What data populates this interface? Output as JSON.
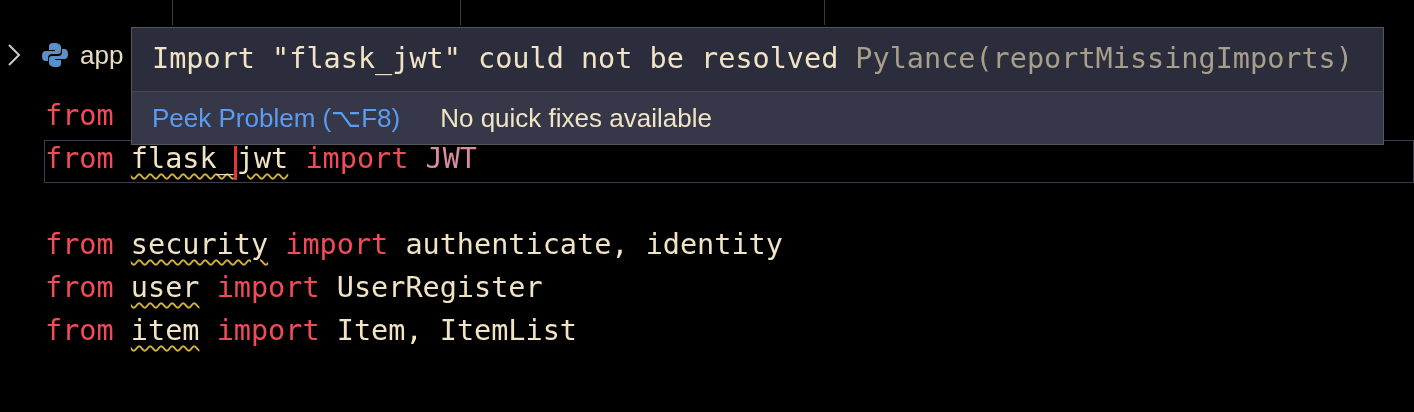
{
  "breadcrumb": {
    "items": [
      "app"
    ]
  },
  "editor": {
    "lines": [
      {
        "kind": "code",
        "current": false,
        "tokens": [
          {
            "kind": "keyword",
            "text": "from",
            "squiggle": false
          }
        ]
      },
      {
        "kind": "code",
        "current": true,
        "tokens": [
          {
            "kind": "keyword",
            "text": "from",
            "squiggle": false
          },
          {
            "kind": "module",
            "text": "flask_",
            "squiggle": true
          },
          {
            "kind": "caret"
          },
          {
            "kind": "module",
            "text": "jwt",
            "squiggle": true
          },
          {
            "kind": "keyword",
            "text": "import",
            "squiggle": false
          },
          {
            "kind": "class",
            "text": "JWT",
            "squiggle": false
          }
        ]
      },
      {
        "kind": "blank",
        "current": false
      },
      {
        "kind": "code",
        "current": false,
        "tokens": [
          {
            "kind": "keyword",
            "text": "from",
            "squiggle": false
          },
          {
            "kind": "module",
            "text": "security",
            "squiggle": true
          },
          {
            "kind": "keyword",
            "text": "import",
            "squiggle": false
          },
          {
            "kind": "name",
            "text": "authenticate,",
            "squiggle": false
          },
          {
            "kind": "name",
            "text": "identity",
            "squiggle": false
          }
        ]
      },
      {
        "kind": "code",
        "current": false,
        "tokens": [
          {
            "kind": "keyword",
            "text": "from",
            "squiggle": false
          },
          {
            "kind": "module",
            "text": "user",
            "squiggle": true
          },
          {
            "kind": "keyword",
            "text": "import",
            "squiggle": false
          },
          {
            "kind": "name",
            "text": "UserRegister",
            "squiggle": false
          }
        ]
      },
      {
        "kind": "code",
        "current": false,
        "tokens": [
          {
            "kind": "keyword",
            "text": "from",
            "squiggle": false
          },
          {
            "kind": "module",
            "text": "item",
            "squiggle": true
          },
          {
            "kind": "keyword",
            "text": "import",
            "squiggle": false
          },
          {
            "kind": "name",
            "text": "Item,",
            "squiggle": false
          },
          {
            "kind": "name",
            "text": "ItemList",
            "squiggle": false
          }
        ]
      }
    ]
  },
  "hover": {
    "message": "Import \"flask_jwt\" could not be resolved",
    "source": "Pylance(reportMissingImports)",
    "action": "Peek Problem (⌥F8)",
    "note": "No quick fixes available"
  }
}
# # # #
Images do not belong in the copy; reproduce all other parts of the records above verbatim.

_Response below_
What data populates this interface? Output as JSON.
{
  "breadcrumb": {
    "items": [
      "app"
    ]
  },
  "editor": {
    "lines": [
      {
        "kind": "code",
        "current": false,
        "tokens": [
          {
            "kind": "keyword",
            "text": "from",
            "squiggle": false
          }
        ]
      },
      {
        "kind": "code",
        "current": true,
        "tokens": [
          {
            "kind": "keyword",
            "text": "from",
            "squiggle": false
          },
          {
            "kind": "module",
            "text": "flask_",
            "squiggle": true
          },
          {
            "kind": "caret"
          },
          {
            "kind": "module",
            "text": "jwt",
            "squiggle": true
          },
          {
            "kind": "keyword",
            "text": "import",
            "squiggle": false
          },
          {
            "kind": "class",
            "text": "JWT",
            "squiggle": false
          }
        ]
      },
      {
        "kind": "blank",
        "current": false
      },
      {
        "kind": "code",
        "current": false,
        "tokens": [
          {
            "kind": "keyword",
            "text": "from",
            "squiggle": false
          },
          {
            "kind": "module",
            "text": "security",
            "squiggle": true
          },
          {
            "kind": "keyword",
            "text": "import",
            "squiggle": false
          },
          {
            "kind": "name",
            "text": "authenticate,",
            "squiggle": false
          },
          {
            "kind": "name",
            "text": "identity",
            "squiggle": false
          }
        ]
      },
      {
        "kind": "code",
        "current": false,
        "tokens": [
          {
            "kind": "keyword",
            "text": "from",
            "squiggle": false
          },
          {
            "kind": "module",
            "text": "user",
            "squiggle": true
          },
          {
            "kind": "keyword",
            "text": "import",
            "squiggle": false
          },
          {
            "kind": "name",
            "text": "UserRegister",
            "squiggle": false
          }
        ]
      },
      {
        "kind": "code",
        "current": false,
        "tokens": [
          {
            "kind": "keyword",
            "text": "from",
            "squiggle": false
          },
          {
            "kind": "module",
            "text": "item",
            "squiggle": true
          },
          {
            "kind": "keyword",
            "text": "import",
            "squiggle": false
          },
          {
            "kind": "name",
            "text": "Item,",
            "squiggle": false
          },
          {
            "kind": "name",
            "text": "ItemList",
            "squiggle": false
          }
        ]
      }
    ]
  },
  "hover": {
    "message": "Import \"flask_jwt\" could not be resolved",
    "source": "Pylance(reportMissingImports)",
    "action": "Peek Problem (⌥F8)",
    "note": "No quick fixes available"
  }
}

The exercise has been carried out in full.